DATASET EXCERPTS:
start

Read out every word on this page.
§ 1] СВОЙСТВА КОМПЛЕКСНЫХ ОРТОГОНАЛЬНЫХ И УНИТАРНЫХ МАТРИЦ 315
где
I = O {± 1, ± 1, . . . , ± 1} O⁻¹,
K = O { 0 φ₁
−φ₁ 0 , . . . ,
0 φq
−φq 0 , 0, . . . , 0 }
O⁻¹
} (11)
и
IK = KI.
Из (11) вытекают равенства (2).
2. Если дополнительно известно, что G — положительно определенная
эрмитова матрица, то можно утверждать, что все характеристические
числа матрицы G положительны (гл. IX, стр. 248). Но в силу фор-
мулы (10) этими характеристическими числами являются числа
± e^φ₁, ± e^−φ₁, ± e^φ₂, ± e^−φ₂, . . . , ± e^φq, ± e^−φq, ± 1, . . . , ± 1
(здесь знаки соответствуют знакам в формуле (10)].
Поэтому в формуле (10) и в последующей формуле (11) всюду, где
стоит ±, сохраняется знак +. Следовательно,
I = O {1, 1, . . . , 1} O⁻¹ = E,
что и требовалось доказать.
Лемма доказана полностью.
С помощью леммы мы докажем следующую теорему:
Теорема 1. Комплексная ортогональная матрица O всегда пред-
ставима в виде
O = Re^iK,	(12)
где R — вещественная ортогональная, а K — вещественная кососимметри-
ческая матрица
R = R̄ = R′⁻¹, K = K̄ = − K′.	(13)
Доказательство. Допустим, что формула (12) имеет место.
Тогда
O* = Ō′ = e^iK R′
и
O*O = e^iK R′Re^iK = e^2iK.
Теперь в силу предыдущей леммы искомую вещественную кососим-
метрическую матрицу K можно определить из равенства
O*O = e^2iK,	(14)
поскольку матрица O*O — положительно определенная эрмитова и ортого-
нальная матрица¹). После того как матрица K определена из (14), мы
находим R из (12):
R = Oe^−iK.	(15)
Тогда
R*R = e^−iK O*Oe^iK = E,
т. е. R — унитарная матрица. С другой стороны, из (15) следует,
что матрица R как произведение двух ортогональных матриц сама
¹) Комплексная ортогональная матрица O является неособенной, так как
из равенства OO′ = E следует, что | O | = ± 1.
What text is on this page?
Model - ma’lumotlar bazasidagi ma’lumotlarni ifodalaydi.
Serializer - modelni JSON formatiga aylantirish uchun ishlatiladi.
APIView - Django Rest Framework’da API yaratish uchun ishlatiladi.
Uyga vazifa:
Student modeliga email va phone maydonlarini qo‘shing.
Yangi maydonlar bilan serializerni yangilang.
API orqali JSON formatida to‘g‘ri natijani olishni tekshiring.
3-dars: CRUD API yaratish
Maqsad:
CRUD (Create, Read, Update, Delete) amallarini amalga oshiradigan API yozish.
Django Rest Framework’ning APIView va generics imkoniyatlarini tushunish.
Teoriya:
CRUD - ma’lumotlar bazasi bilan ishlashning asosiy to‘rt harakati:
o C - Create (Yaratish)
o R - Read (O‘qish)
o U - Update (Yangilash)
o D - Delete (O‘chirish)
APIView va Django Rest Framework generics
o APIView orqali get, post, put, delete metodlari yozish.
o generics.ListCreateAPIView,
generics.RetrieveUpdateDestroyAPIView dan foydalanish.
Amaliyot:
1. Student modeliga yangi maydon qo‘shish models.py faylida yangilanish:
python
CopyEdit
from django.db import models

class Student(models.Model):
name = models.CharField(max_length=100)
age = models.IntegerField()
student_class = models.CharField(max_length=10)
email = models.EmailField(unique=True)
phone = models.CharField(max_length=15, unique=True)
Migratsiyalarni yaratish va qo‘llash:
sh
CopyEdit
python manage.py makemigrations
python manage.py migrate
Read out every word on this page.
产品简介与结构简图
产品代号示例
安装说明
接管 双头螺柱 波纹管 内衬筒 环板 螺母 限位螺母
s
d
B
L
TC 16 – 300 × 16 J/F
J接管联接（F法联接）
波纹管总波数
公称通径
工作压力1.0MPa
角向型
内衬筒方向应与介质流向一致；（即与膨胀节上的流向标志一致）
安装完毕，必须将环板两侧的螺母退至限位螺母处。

end

Your answer should be only the number of lines that hold the word "models".

FULL SOLUTION:
8